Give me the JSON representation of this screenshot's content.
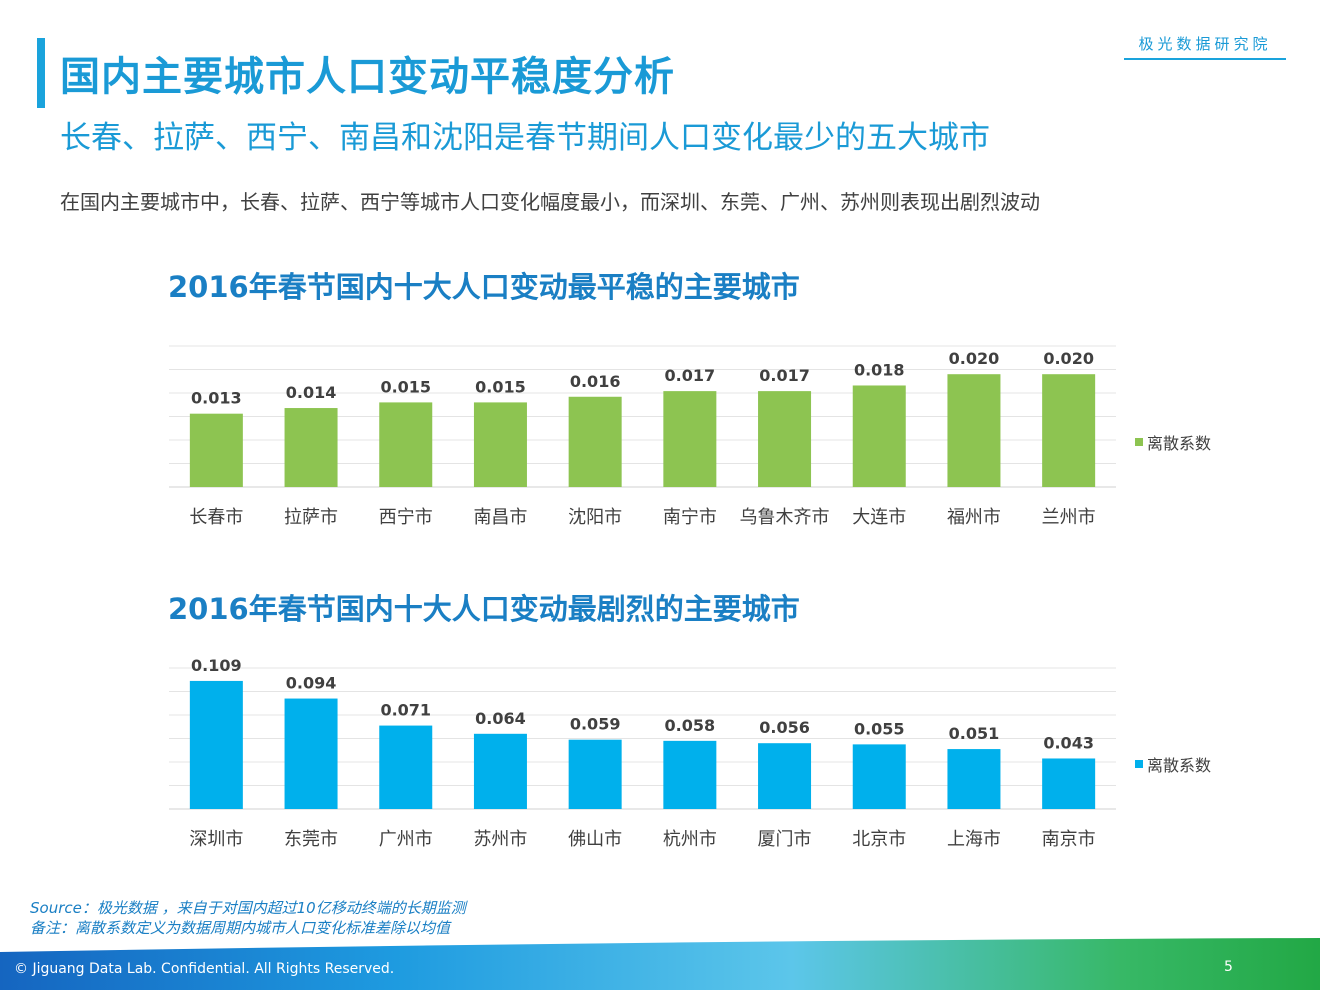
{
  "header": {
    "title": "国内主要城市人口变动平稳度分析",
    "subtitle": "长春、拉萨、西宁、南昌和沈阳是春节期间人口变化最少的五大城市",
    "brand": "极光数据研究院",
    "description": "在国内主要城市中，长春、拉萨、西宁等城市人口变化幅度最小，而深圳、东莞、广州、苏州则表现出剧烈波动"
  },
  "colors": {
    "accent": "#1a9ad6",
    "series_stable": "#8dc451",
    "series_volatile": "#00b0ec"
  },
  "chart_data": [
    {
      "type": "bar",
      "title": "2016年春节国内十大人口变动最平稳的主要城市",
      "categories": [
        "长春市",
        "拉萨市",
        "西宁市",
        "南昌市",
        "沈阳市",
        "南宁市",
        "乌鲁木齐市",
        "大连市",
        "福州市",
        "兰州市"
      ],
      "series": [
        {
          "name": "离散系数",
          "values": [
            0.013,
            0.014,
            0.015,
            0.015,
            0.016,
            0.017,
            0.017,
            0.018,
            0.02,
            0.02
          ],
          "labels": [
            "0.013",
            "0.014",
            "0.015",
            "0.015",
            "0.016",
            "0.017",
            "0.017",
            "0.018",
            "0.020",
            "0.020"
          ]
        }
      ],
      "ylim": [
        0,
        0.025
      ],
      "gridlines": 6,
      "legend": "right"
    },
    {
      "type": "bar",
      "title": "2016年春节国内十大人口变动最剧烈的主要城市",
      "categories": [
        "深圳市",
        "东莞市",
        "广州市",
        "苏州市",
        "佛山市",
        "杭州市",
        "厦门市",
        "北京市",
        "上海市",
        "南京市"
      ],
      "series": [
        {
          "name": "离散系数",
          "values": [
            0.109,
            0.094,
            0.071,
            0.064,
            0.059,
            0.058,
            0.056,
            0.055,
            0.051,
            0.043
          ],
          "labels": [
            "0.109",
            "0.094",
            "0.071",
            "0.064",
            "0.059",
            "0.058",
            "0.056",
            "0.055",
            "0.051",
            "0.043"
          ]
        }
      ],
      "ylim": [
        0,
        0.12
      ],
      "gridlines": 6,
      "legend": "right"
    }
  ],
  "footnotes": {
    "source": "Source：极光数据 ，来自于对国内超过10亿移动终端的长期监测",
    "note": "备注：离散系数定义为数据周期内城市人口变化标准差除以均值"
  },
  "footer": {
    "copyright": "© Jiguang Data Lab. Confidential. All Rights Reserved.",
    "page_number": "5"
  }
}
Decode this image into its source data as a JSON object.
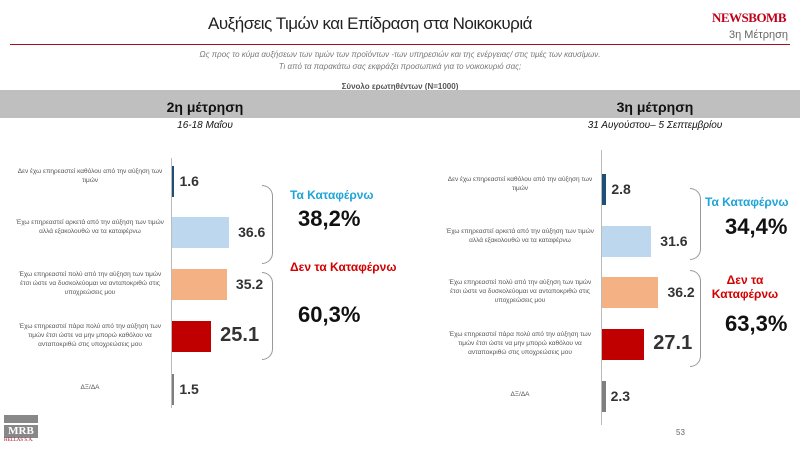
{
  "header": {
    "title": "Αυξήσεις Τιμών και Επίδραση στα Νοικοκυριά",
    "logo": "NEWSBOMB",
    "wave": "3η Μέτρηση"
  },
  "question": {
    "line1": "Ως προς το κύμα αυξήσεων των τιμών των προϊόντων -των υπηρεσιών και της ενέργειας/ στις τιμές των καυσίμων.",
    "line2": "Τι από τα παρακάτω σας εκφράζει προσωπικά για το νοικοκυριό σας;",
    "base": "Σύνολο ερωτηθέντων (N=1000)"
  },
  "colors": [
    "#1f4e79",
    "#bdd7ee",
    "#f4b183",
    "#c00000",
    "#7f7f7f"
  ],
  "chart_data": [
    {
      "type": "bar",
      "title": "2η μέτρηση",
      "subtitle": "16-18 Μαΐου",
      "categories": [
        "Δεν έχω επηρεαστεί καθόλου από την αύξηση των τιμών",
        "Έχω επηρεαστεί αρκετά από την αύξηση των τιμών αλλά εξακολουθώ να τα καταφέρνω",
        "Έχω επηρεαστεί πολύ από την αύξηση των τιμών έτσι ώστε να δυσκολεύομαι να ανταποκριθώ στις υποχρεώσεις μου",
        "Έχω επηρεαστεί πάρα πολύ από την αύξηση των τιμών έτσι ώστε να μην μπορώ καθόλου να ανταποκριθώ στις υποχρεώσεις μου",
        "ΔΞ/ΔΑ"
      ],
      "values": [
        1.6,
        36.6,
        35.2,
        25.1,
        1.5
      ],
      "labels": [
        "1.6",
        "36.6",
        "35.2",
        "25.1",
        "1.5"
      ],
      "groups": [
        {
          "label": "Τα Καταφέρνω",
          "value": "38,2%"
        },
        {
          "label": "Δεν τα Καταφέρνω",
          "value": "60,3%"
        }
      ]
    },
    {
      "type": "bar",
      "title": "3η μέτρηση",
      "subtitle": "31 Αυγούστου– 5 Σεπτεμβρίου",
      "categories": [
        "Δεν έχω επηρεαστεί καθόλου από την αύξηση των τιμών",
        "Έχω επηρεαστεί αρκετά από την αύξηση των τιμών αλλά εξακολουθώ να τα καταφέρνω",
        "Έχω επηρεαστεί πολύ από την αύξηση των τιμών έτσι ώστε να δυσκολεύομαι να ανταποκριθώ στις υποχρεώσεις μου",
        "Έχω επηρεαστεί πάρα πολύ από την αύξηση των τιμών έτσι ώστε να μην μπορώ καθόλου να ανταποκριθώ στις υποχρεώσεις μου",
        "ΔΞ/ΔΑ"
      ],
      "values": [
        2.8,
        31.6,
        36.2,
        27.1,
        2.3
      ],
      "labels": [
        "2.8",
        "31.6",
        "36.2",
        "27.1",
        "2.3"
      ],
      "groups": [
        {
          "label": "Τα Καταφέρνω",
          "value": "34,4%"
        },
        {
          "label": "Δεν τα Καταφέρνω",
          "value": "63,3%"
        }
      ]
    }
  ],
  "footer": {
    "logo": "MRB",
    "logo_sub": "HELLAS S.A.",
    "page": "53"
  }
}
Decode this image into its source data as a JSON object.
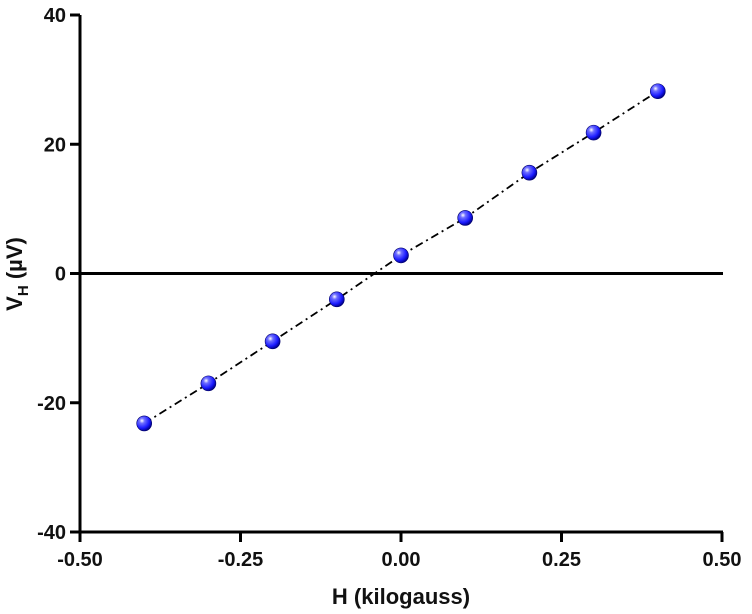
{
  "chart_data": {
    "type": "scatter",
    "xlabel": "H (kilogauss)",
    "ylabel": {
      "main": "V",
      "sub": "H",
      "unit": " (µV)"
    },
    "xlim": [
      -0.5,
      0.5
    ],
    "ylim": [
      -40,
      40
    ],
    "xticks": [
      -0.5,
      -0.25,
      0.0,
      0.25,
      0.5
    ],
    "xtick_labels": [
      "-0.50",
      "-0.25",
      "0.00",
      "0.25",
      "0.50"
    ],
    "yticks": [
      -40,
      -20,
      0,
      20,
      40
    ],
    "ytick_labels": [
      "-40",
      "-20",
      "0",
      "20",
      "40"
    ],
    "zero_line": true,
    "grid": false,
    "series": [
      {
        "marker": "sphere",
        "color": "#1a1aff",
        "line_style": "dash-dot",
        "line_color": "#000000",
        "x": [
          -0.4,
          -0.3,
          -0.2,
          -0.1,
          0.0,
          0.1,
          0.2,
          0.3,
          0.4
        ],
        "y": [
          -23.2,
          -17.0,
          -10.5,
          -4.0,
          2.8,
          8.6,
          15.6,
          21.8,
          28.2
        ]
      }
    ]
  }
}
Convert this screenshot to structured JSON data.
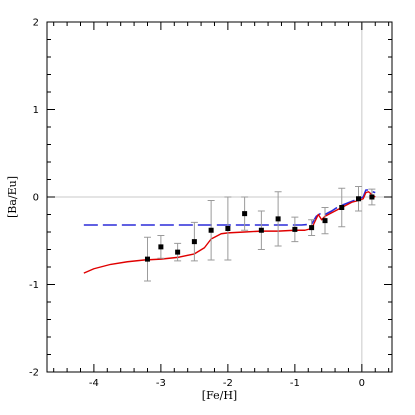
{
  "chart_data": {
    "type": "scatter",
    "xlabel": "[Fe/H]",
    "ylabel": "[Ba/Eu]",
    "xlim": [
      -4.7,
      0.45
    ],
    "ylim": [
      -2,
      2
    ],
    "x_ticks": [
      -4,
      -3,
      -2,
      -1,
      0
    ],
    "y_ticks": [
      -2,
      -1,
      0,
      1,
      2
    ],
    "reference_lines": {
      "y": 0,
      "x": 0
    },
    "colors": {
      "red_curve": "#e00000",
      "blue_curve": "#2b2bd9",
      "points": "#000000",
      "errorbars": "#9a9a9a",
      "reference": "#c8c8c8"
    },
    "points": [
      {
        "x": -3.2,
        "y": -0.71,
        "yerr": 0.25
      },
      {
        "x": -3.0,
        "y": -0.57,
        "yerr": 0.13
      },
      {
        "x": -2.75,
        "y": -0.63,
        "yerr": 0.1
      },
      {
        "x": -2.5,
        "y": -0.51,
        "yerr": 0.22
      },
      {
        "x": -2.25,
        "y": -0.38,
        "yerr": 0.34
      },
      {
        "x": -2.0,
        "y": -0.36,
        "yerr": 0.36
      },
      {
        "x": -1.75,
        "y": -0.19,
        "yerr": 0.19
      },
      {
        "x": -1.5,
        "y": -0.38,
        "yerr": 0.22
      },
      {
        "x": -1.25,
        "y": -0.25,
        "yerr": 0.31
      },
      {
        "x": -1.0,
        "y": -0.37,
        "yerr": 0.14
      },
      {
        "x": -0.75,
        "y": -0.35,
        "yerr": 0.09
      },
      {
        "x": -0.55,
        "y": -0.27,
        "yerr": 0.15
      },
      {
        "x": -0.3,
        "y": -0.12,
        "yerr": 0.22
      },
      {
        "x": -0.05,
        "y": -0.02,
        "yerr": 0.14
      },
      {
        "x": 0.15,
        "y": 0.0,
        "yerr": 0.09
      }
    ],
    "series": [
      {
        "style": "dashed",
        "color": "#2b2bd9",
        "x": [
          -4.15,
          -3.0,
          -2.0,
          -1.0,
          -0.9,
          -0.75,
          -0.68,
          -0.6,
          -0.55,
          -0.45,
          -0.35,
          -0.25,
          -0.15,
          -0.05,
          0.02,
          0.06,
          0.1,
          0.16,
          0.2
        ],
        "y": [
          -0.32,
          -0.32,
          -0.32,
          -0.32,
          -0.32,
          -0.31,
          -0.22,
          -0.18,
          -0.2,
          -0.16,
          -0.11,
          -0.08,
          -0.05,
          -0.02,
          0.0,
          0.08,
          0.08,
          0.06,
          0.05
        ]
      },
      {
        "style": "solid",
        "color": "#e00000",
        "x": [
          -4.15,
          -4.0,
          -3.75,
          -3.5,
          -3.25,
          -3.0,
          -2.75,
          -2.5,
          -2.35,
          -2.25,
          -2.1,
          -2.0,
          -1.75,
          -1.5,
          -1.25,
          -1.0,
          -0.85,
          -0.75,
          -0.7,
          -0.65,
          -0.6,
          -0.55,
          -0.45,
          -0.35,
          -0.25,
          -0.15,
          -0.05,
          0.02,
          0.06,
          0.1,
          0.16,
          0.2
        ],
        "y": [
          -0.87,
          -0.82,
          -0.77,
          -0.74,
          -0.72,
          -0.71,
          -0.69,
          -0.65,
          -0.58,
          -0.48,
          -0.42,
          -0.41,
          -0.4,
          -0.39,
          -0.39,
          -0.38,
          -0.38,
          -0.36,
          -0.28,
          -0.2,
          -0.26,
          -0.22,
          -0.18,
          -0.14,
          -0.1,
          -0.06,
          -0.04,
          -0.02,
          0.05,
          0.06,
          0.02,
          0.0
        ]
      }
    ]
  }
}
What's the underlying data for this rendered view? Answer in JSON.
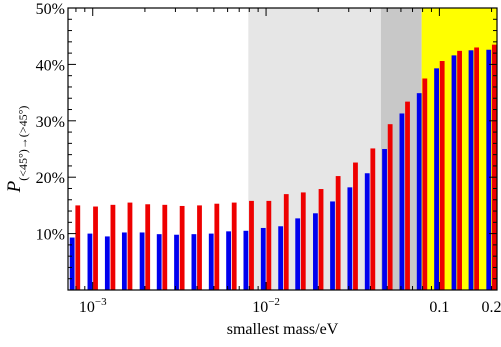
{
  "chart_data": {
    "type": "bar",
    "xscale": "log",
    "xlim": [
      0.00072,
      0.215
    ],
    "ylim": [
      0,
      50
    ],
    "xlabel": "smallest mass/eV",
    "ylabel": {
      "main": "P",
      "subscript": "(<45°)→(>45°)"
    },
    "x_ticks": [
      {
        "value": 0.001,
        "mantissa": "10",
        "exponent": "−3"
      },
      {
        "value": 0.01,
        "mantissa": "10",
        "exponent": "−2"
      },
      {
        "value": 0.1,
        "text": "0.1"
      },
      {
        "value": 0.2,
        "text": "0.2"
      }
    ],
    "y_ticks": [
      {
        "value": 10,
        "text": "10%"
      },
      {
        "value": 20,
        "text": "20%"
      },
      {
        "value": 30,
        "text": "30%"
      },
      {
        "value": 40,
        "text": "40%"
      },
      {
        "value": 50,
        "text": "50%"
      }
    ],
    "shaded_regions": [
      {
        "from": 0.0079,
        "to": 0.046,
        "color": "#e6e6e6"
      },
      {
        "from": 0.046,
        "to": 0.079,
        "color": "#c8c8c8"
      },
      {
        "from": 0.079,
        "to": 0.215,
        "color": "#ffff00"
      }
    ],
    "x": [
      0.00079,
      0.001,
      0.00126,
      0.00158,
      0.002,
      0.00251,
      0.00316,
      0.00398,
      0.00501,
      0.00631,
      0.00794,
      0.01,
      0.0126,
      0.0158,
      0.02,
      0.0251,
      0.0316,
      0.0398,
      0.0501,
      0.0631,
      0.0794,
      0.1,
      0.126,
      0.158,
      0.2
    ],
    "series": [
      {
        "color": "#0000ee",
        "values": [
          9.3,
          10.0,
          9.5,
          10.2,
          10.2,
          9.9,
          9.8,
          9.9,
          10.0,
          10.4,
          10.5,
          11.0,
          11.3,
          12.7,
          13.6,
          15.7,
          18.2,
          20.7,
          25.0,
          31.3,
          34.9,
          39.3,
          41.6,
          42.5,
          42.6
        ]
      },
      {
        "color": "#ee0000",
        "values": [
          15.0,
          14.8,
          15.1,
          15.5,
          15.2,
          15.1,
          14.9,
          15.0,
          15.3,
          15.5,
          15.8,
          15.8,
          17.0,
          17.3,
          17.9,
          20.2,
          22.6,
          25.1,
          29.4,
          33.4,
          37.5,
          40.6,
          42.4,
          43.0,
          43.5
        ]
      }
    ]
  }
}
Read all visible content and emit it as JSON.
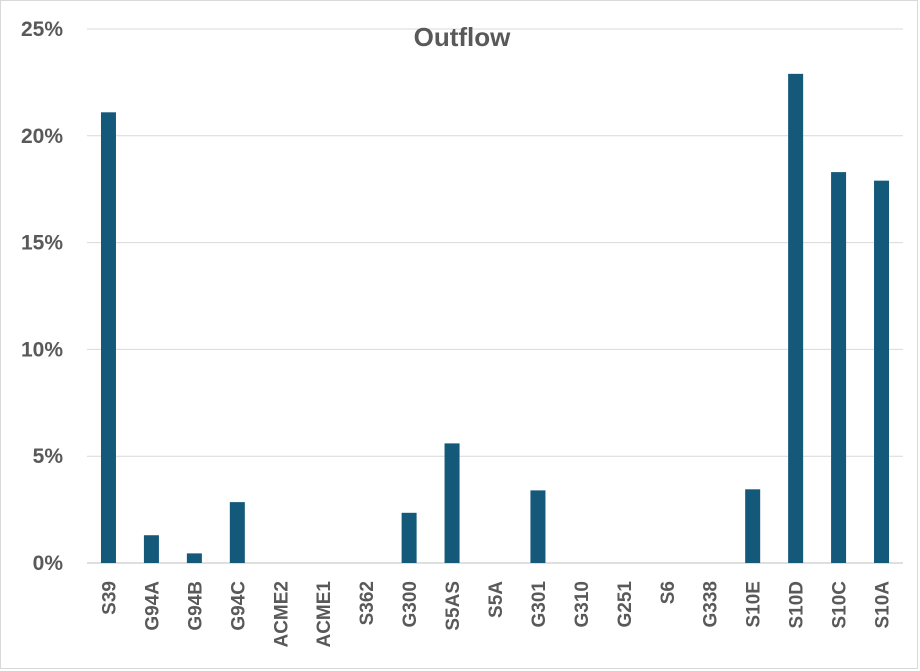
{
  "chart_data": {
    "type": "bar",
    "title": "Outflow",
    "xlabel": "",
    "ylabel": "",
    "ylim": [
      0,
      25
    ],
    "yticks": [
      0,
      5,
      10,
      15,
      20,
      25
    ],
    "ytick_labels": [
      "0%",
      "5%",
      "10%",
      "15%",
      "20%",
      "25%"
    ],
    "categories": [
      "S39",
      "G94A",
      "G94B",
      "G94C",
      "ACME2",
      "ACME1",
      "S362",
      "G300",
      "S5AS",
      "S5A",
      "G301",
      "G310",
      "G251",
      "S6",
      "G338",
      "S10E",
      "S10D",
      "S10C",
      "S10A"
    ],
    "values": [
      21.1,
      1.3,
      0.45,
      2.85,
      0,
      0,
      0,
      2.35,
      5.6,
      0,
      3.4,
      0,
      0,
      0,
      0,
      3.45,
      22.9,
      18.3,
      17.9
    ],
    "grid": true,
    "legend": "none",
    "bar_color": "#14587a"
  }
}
+ + +
(WHAT THIS TASK INVOLVES) Each line in the data that holds the string "text" should be found and copied.

(RESULT FOR THIS EXERCISE)
        "text": "0.1"
        "text": "0.2"
        "text": "10%"
        "text": "20%"
        "text": "30%"
        "text": "40%"
        "text": "50%"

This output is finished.